▶ Task description: Write out all records as given; omit images.
** BEGIN Extracted information **
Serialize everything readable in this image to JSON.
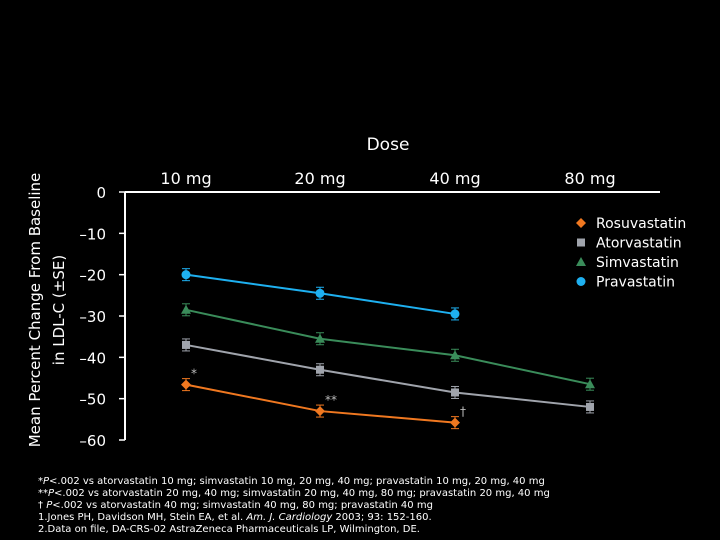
{
  "chart_data": {
    "type": "line",
    "title": "",
    "xlabel": "Dose",
    "ylabel": "Mean Percent Change From Baseline in LDL-C (±SE)",
    "categories": [
      "10 mg",
      "20 mg",
      "40 mg",
      "80 mg"
    ],
    "y_ticks": [
      "0",
      "–10",
      "–20",
      "–30",
      "–40",
      "–50",
      "–60"
    ],
    "ylim": [
      -60,
      0
    ],
    "grid": false,
    "legend_position": "right",
    "series": [
      {
        "name": "Rosuvastatin",
        "color": "#f07820",
        "marker": "diamond",
        "values": [
          -46.6,
          -53.0,
          -55.8,
          null
        ],
        "annotations": [
          "*",
          "**",
          "†",
          ""
        ]
      },
      {
        "name": "Atorvastatin",
        "color": "#a0a4ac",
        "marker": "square",
        "values": [
          -37.0,
          -43.0,
          -48.5,
          -52.0
        ],
        "annotations": [
          "",
          "",
          "",
          ""
        ]
      },
      {
        "name": "Simvastatin",
        "color": "#3a8c5a",
        "marker": "triangle",
        "values": [
          -28.5,
          -35.5,
          -39.5,
          -46.5
        ],
        "annotations": [
          "",
          "",
          "",
          ""
        ]
      },
      {
        "name": "Pravastatin",
        "color": "#1eb0f0",
        "marker": "circle",
        "values": [
          -20.0,
          -24.5,
          -29.5,
          null
        ],
        "annotations": [
          "",
          "",
          "",
          ""
        ]
      }
    ]
  },
  "footnotes": [
    {
      "mark": "*",
      "mark_italic": "P",
      "text": "<.002 vs atorvastatin 10 mg; simvastatin 10 mg, 20 mg, 40 mg; pravastatin 10 mg, 20 mg, 40 mg"
    },
    {
      "mark": "**",
      "mark_italic": "P",
      "text": "<.002 vs atorvastatin 20 mg, 40 mg; simvastatin 20 mg, 40 mg, 80 mg; pravastatin 20 mg, 40 mg"
    },
    {
      "mark": "† ",
      "mark_italic": "P",
      "text": "<.002 vs atorvastatin 40 mg; simvastatin 40 mg, 80 mg; pravastatin 40 mg"
    },
    {
      "mark": "1.Jones PH, Davidson MH, Stein EA, et al. ",
      "mark_italic": "Am. J. Cardiology",
      "text": " 2003; 93: 152-160."
    },
    {
      "mark": "2.Data on file, DA-CRS-02 AstraZeneca Pharmaceuticals LP, Wilmington, DE.",
      "mark_italic": "",
      "text": ""
    }
  ]
}
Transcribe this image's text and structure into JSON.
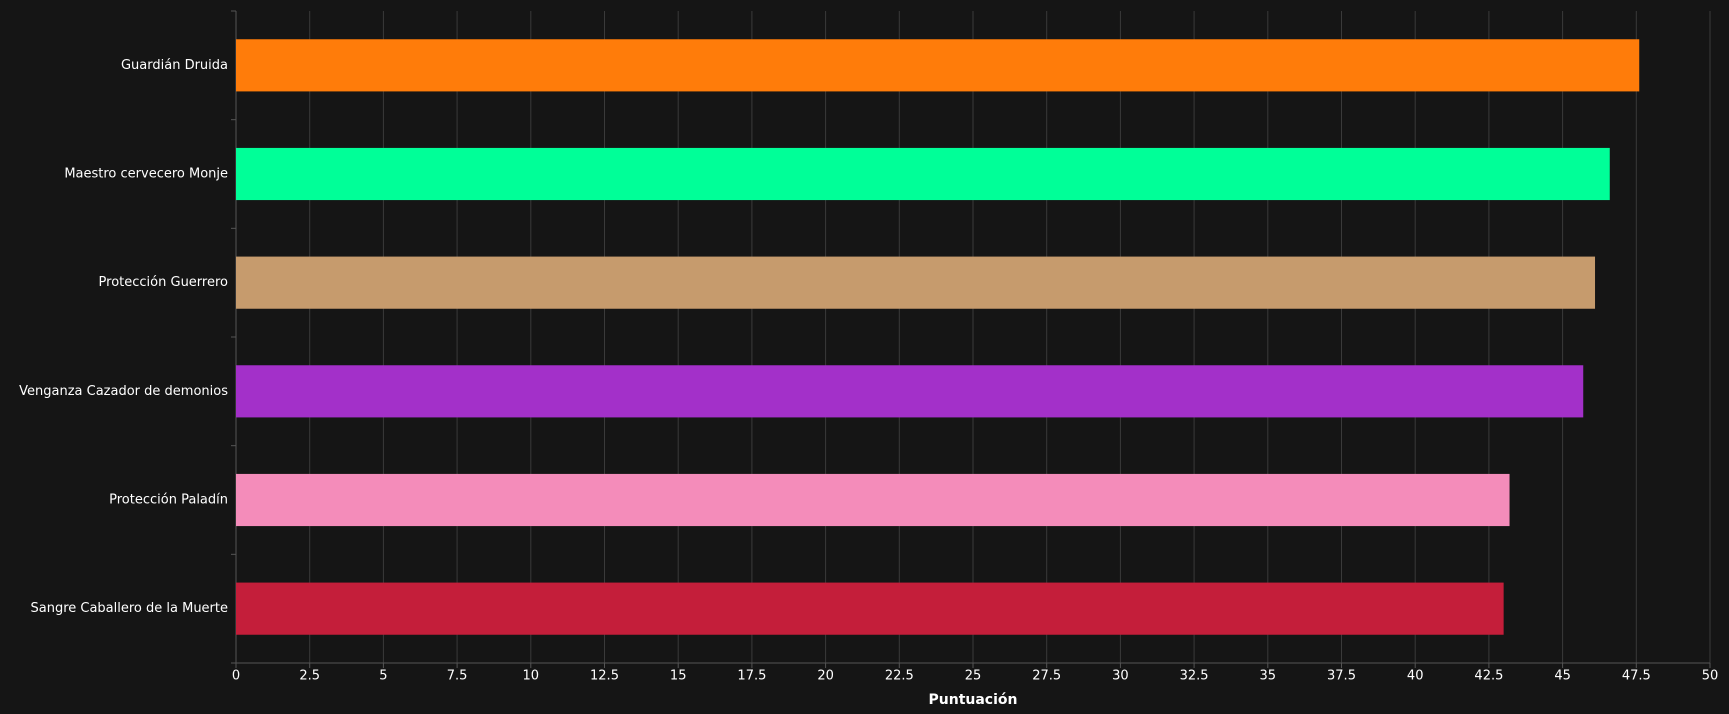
{
  "chart_data": {
    "type": "bar",
    "orientation": "horizontal",
    "xlabel": "Puntuación",
    "categories": [
      "Guardián Druida",
      "Maestro cervecero Monje",
      "Protección Guerrero",
      "Venganza Cazador de demonios",
      "Protección Paladín",
      "Sangre Caballero de la Muerte"
    ],
    "values": [
      47.6,
      46.6,
      46.1,
      45.7,
      43.2,
      43.0
    ],
    "colors": [
      "#ff7c0a",
      "#00ff98",
      "#c69b6d",
      "#a330c9",
      "#f48cba",
      "#c41e3a"
    ],
    "xlim": [
      0,
      50
    ],
    "xticks": [
      0,
      2.5,
      5,
      7.5,
      10,
      12.5,
      15,
      17.5,
      20,
      22.5,
      25,
      27.5,
      30,
      32.5,
      35,
      37.5,
      40,
      42.5,
      45,
      47.5,
      50
    ],
    "grid": true
  }
}
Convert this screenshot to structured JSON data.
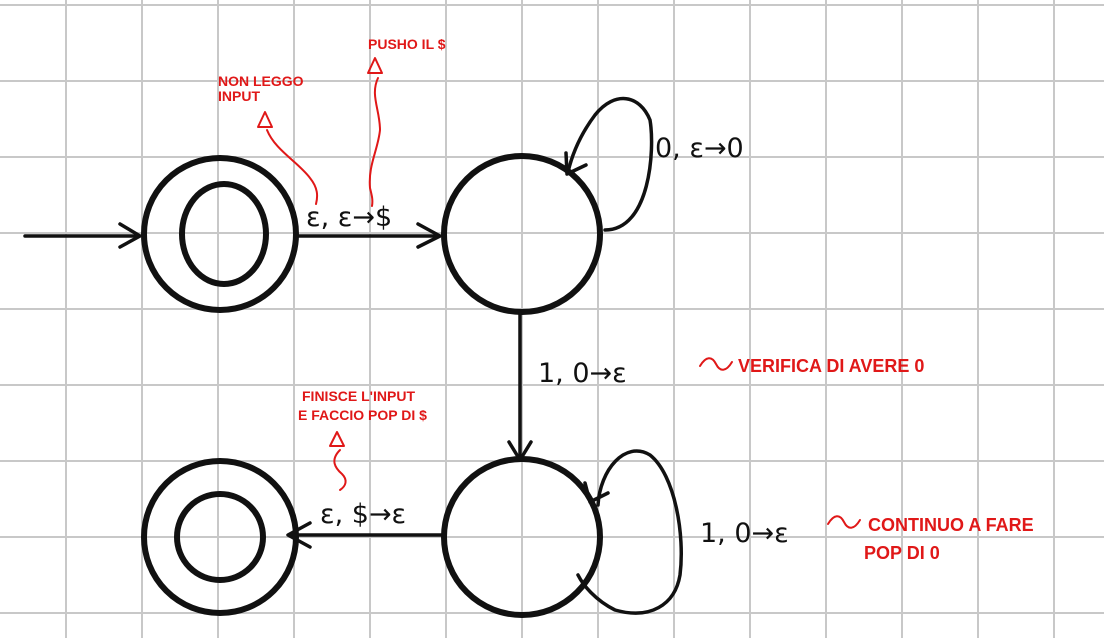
{
  "transitions": {
    "t01": "ε, ε→$",
    "t11": "0, ε→0",
    "t12": "1, 0→ε",
    "t22": "1, 0→ε",
    "t23": "ε, $→ε"
  },
  "notes": {
    "non_leggo_1": "NON LEGGO",
    "non_leggo_2": "INPUT",
    "pusho": "PUSHO IL $",
    "verifica": "VERIFICA DI AVERE 0",
    "finisce_1": "FINISCE L'INPUT",
    "finisce_2": "E FACCIO POP DI $",
    "continuo_1": "CONTINUO A FARE",
    "continuo_2": "POP DI 0"
  },
  "colors": {
    "ink": "#111111",
    "annotation": "#e01818",
    "grid": "#c8c8c8"
  }
}
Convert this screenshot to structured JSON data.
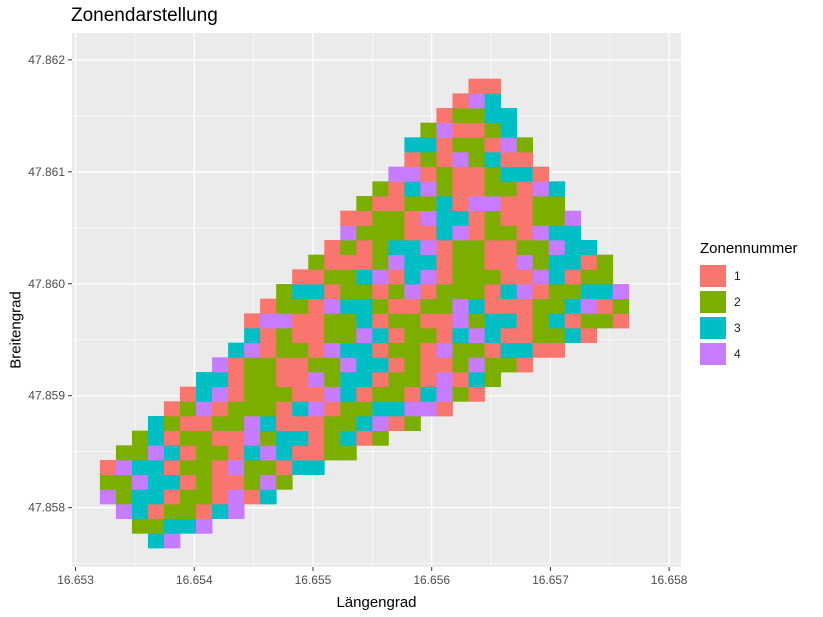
{
  "chart_data": {
    "type": "heatmap",
    "title": "Zonendarstellung",
    "xlabel": "Längengrad",
    "ylabel": "Breitengrad",
    "xlim": [
      16.65297,
      16.6581
    ],
    "ylim": [
      47.85747,
      47.86224
    ],
    "x_ticks": [
      "16.653",
      "16.654",
      "16.655",
      "16.656",
      "16.657",
      "16.658"
    ],
    "x_tick_values": [
      16.653,
      16.654,
      16.655,
      16.656,
      16.657,
      16.658
    ],
    "y_ticks": [
      "47.858",
      "47.859",
      "47.860",
      "47.861",
      "47.862"
    ],
    "y_tick_values": [
      47.858,
      47.859,
      47.86,
      47.861,
      47.862
    ],
    "grid": true,
    "legend_position": "right",
    "legend_title": "Zonennummer",
    "zones": [
      {
        "label": "1",
        "color": "#F8766D"
      },
      {
        "label": "2",
        "color": "#7CAE00"
      },
      {
        "label": "3",
        "color": "#00BFC4"
      },
      {
        "label": "4",
        "color": "#C77CFF"
      }
    ],
    "cell_width_deg": 0.000135,
    "cell_height_deg": 0.000131,
    "x0": 16.65307,
    "y0": 47.85764,
    "shape": {
      "lower_left_corner": [
        16.65307,
        47.85815
      ],
      "bottom_corner": [
        16.65375,
        47.85764
      ],
      "right_corner": [
        16.65775,
        47.85973
      ],
      "top_corner": [
        16.65642,
        47.86193
      ],
      "upper_left_edge": [
        16.65475,
        47.85997
      ]
    },
    "zone_pattern_rows": [
      "1122341224133211213421122143321122431",
      "2213412233441121232144121123312212412",
      "3412221143122134211422311214231122341",
      "1243312211423312214132211243312214211",
      "4121233412211224331211242213312241123",
      "2331142221134122143312214221331124212",
      "1214323311221433121122431221343112231",
      "3122141123342112231441122312211423312"
    ]
  }
}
** END Extracted information **
▶ Task output:
Serialize everything readable in this image to JSON.
{
  "chart_data": {
    "type": "line",
    "title": "",
    "xlabel": "Dose",
    "ylabel": "Mean Percent Change From Baseline in LDL-C (±SE)",
    "categories": [
      "10 mg",
      "20 mg",
      "40 mg",
      "80 mg"
    ],
    "y_ticks": [
      "0",
      "–10",
      "–20",
      "–30",
      "–40",
      "–50",
      "–60"
    ],
    "ylim": [
      -60,
      0
    ],
    "grid": false,
    "legend_position": "right",
    "series": [
      {
        "name": "Rosuvastatin",
        "color": "#f07820",
        "marker": "diamond",
        "values": [
          -46.6,
          -53.0,
          -55.8,
          null
        ],
        "annotations": [
          "*",
          "**",
          "†",
          ""
        ]
      },
      {
        "name": "Atorvastatin",
        "color": "#a0a4ac",
        "marker": "square",
        "values": [
          -37.0,
          -43.0,
          -48.5,
          -52.0
        ],
        "annotations": [
          "",
          "",
          "",
          ""
        ]
      },
      {
        "name": "Simvastatin",
        "color": "#3a8c5a",
        "marker": "triangle",
        "values": [
          -28.5,
          -35.5,
          -39.5,
          -46.5
        ],
        "annotations": [
          "",
          "",
          "",
          ""
        ]
      },
      {
        "name": "Pravastatin",
        "color": "#1eb0f0",
        "marker": "circle",
        "values": [
          -20.0,
          -24.5,
          -29.5,
          null
        ],
        "annotations": [
          "",
          "",
          "",
          ""
        ]
      }
    ]
  },
  "footnotes": [
    {
      "mark": "*",
      "mark_italic": "P",
      "text": "<.002 vs atorvastatin 10 mg; simvastatin 10 mg, 20 mg, 40 mg; pravastatin 10 mg, 20 mg, 40 mg"
    },
    {
      "mark": "**",
      "mark_italic": "P",
      "text": "<.002 vs atorvastatin 20 mg, 40 mg; simvastatin 20 mg, 40 mg, 80 mg; pravastatin 20 mg, 40 mg"
    },
    {
      "mark": "† ",
      "mark_italic": "P",
      "text": "<.002 vs atorvastatin 40 mg; simvastatin 40 mg, 80 mg; pravastatin 40 mg"
    },
    {
      "mark": "1.Jones PH, Davidson MH, Stein EA, et al. ",
      "mark_italic": "Am. J. Cardiology",
      "text": " 2003; 93: 152-160."
    },
    {
      "mark": "2.Data on file, DA-CRS-02 AstraZeneca Pharmaceuticals LP, Wilmington, DE.",
      "mark_italic": "",
      "text": ""
    }
  ]
}
Transcribe this image's text and structure into JSON.
{
  "chart_data": {
    "type": "bar",
    "orientation": "horizontal",
    "xlabel": "Puntuación",
    "categories": [
      "Guardián Druida",
      "Maestro cervecero Monje",
      "Protección Guerrero",
      "Venganza Cazador de demonios",
      "Protección Paladín",
      "Sangre Caballero de la Muerte"
    ],
    "values": [
      47.6,
      46.6,
      46.1,
      45.7,
      43.2,
      43.0
    ],
    "colors": [
      "#ff7c0a",
      "#00ff98",
      "#c69b6d",
      "#a330c9",
      "#f48cba",
      "#c41e3a"
    ],
    "xlim": [
      0,
      50
    ],
    "xticks": [
      0,
      2.5,
      5,
      7.5,
      10,
      12.5,
      15,
      17.5,
      20,
      22.5,
      25,
      27.5,
      30,
      32.5,
      35,
      37.5,
      40,
      42.5,
      45,
      47.5,
      50
    ],
    "grid": true
  }
}
Convert this screenshot to structured JSON data.
{
  "transitions": {
    "t01": "ε, ε→$",
    "t11": "0, ε→0",
    "t12": "1, 0→ε",
    "t22": "1, 0→ε",
    "t23": "ε, $→ε"
  },
  "notes": {
    "non_leggo_1": "NON LEGGO",
    "non_leggo_2": "INPUT",
    "pusho": "PUSHO IL $",
    "verifica": "VERIFICA DI AVERE 0",
    "finisce_1": "FINISCE L'INPUT",
    "finisce_2": "E FACCIO POP DI $",
    "continuo_1": "CONTINUO A FARE",
    "continuo_2": "POP DI 0"
  },
  "colors": {
    "ink": "#111111",
    "annotation": "#e01818",
    "grid": "#c8c8c8"
  }
}
Convert this screenshot to structured JSON data.
{
  "chart_data": {
    "type": "heatmap",
    "title": "Zonendarstellung",
    "xlabel": "Längengrad",
    "ylabel": "Breitengrad",
    "xlim": [
      16.65297,
      16.6581
    ],
    "ylim": [
      47.85747,
      47.86224
    ],
    "x_ticks": [
      "16.653",
      "16.654",
      "16.655",
      "16.656",
      "16.657",
      "16.658"
    ],
    "x_tick_values": [
      16.653,
      16.654,
      16.655,
      16.656,
      16.657,
      16.658
    ],
    "y_ticks": [
      "47.858",
      "47.859",
      "47.860",
      "47.861",
      "47.862"
    ],
    "y_tick_values": [
      47.858,
      47.859,
      47.86,
      47.861,
      47.862
    ],
    "grid": true,
    "legend_position": "right",
    "legend_title": "Zonennummer",
    "zones": [
      {
        "label": "1",
        "color": "#F8766D"
      },
      {
        "label": "2",
        "color": "#7CAE00"
      },
      {
        "label": "3",
        "color": "#00BFC4"
      },
      {
        "label": "4",
        "color": "#C77CFF"
      }
    ],
    "cell_width_deg": 0.000135,
    "cell_height_deg": 0.000131,
    "x0": 16.65307,
    "y0": 47.85764,
    "shape": {
      "lower_left_corner": [
        16.65307,
        47.85815
      ],
      "bottom_corner": [
        16.65375,
        47.85764
      ],
      "right_corner": [
        16.65775,
        47.85973
      ],
      "top_corner": [
        16.65642,
        47.86193
      ],
      "upper_left_edge": [
        16.65475,
        47.85997
      ]
    },
    "zone_pattern_rows": [
      "1122341224133211213421122143321122431",
      "2213412233441121232144121123312212412",
      "3412221143122134211422311214231122341",
      "1243312211423312214132211243312214211",
      "4121233412211224331211242213312241123",
      "2331142221134122143312214221331124212",
      "1214323311221433121122431221343112231",
      "3122141123342112231441122312211423312"
    ]
  }
}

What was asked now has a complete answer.